#### [Exercise details]
Seek out every line containing the word "card", and copy each.
---------- Data lines
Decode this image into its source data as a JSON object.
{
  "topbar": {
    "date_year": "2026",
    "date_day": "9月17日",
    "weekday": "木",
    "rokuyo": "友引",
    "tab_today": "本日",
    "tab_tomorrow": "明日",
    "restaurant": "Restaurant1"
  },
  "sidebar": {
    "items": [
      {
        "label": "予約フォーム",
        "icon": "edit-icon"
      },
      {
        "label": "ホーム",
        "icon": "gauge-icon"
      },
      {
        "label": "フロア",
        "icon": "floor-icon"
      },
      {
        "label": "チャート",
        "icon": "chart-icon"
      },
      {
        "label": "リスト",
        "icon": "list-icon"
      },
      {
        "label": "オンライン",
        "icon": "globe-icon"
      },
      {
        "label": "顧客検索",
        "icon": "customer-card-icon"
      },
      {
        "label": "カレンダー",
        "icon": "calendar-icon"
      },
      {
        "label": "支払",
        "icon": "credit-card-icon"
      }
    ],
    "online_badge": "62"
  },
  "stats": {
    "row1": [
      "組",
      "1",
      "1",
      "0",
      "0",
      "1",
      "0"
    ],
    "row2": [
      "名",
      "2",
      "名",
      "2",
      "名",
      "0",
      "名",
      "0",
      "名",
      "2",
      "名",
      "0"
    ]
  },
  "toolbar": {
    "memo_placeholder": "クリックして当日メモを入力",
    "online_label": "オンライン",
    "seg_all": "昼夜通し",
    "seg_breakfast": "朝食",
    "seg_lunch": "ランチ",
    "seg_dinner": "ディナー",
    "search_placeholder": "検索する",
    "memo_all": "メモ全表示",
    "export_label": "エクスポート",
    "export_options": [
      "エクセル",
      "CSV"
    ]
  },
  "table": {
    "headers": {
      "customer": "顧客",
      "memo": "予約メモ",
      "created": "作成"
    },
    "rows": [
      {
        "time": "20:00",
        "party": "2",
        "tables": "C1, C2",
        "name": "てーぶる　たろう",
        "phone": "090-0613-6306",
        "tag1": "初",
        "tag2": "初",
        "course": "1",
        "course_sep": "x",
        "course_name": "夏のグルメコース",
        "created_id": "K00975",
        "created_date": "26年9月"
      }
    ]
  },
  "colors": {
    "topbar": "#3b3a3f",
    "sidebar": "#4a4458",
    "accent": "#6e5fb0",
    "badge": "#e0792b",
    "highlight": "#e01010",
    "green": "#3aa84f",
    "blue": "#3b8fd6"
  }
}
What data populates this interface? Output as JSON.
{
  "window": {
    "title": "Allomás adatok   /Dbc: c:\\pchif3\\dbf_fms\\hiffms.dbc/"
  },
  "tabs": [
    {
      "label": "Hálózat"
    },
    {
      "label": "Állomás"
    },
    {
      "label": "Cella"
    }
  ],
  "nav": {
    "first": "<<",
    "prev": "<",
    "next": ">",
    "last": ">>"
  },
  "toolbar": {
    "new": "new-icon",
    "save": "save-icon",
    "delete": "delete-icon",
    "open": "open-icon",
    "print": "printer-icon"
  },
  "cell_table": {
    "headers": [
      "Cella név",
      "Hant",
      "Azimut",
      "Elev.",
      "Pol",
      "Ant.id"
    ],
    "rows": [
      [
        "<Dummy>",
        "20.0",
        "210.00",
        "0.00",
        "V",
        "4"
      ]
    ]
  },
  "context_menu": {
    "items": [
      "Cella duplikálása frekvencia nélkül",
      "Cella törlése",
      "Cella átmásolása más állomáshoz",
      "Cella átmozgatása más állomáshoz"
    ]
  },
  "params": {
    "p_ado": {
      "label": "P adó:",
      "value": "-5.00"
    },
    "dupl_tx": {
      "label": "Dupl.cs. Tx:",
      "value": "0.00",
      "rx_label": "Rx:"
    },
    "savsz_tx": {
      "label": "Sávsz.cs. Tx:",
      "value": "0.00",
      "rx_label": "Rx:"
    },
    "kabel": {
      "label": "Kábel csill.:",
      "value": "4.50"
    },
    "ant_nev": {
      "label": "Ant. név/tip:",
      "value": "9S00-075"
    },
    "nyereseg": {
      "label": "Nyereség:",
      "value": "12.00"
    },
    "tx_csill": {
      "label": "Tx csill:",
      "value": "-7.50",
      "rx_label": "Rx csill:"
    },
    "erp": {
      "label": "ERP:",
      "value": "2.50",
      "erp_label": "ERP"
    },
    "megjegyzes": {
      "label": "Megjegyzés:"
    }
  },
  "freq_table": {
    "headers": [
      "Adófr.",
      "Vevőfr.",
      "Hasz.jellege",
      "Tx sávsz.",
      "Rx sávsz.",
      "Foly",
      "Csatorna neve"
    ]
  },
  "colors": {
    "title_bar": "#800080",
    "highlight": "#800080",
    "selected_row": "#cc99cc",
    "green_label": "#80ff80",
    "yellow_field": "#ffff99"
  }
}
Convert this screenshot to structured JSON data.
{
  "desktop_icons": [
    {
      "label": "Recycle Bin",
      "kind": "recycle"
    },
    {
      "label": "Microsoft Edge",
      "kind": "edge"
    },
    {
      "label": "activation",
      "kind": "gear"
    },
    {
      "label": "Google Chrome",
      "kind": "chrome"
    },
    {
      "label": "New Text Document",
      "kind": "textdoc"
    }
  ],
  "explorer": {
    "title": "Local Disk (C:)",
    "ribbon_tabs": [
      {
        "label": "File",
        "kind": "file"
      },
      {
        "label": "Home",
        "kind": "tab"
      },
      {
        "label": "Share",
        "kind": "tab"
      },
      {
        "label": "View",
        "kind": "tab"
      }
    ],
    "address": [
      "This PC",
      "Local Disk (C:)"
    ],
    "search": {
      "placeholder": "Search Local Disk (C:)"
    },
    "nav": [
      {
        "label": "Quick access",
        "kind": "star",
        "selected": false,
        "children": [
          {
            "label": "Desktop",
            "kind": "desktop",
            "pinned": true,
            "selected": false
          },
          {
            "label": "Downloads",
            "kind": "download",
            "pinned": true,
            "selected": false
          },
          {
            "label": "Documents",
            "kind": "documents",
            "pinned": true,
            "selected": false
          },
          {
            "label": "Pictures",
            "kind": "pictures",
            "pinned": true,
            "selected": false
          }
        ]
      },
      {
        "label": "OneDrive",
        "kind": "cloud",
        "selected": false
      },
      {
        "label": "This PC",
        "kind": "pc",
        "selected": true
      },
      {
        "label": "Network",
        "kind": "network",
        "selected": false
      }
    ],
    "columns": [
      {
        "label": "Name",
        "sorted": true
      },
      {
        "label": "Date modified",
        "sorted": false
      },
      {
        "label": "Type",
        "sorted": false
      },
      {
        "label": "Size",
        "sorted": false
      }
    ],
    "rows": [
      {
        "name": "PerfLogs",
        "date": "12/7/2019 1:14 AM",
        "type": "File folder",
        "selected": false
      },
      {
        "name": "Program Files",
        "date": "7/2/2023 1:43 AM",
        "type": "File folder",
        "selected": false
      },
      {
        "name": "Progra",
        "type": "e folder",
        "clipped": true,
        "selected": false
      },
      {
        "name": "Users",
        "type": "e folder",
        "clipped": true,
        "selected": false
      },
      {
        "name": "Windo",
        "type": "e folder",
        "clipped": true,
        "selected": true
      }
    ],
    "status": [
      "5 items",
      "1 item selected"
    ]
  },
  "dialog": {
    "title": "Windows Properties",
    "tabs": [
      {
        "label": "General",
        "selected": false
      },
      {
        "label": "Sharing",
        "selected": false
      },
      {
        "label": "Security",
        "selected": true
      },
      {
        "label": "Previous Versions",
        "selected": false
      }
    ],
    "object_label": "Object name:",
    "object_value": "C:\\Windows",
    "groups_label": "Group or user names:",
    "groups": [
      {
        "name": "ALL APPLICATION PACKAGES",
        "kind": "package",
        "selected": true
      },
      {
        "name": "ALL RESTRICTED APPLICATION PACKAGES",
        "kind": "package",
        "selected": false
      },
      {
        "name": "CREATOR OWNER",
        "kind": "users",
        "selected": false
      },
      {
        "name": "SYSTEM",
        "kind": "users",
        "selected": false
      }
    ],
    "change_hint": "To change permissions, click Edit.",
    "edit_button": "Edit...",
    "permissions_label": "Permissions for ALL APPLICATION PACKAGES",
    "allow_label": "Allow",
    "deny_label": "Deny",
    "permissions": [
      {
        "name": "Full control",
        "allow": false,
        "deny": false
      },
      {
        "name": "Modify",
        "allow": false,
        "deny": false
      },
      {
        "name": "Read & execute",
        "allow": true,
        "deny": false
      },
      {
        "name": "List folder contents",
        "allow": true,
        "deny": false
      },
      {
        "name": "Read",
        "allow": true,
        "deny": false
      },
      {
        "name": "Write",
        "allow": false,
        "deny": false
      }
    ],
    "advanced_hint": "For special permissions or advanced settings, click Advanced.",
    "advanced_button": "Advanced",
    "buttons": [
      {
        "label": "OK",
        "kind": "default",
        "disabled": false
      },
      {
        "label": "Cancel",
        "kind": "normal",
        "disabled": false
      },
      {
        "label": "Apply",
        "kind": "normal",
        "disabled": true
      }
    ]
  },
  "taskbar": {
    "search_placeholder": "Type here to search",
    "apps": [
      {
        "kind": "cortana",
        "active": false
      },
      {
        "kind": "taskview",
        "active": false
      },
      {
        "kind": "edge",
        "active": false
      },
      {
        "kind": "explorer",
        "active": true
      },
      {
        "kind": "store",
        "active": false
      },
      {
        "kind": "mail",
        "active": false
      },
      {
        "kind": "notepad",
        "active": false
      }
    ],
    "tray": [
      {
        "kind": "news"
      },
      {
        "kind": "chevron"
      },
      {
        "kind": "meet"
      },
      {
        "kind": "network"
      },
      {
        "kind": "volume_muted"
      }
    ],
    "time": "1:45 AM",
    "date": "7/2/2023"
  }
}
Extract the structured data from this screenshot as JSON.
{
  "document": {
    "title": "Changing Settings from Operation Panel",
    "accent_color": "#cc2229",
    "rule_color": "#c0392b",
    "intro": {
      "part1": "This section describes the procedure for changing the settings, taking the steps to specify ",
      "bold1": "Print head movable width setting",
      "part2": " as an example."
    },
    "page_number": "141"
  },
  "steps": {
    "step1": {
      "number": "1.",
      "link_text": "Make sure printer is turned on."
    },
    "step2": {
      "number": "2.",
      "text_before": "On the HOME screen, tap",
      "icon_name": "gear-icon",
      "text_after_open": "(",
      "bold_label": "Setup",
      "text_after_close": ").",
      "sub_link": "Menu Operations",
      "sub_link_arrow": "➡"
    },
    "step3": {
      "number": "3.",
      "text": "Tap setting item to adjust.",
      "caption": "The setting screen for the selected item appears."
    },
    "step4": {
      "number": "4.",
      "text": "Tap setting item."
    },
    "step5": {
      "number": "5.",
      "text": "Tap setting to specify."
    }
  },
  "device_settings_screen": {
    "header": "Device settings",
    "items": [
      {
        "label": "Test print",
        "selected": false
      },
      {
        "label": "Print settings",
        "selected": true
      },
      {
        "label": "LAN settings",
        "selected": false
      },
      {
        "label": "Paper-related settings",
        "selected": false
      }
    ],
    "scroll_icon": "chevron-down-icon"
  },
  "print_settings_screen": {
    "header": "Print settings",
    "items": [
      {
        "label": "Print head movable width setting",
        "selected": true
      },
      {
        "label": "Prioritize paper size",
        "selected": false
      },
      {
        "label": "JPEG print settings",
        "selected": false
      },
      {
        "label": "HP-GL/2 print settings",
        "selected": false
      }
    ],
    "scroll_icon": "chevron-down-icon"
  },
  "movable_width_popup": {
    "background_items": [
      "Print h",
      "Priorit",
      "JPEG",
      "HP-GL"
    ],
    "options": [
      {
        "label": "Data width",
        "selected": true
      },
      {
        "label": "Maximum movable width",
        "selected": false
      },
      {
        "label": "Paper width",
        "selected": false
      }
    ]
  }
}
--------------------
#### [Result below]
        "icon": "customer-card-icon"
        "icon": "credit-card-icon"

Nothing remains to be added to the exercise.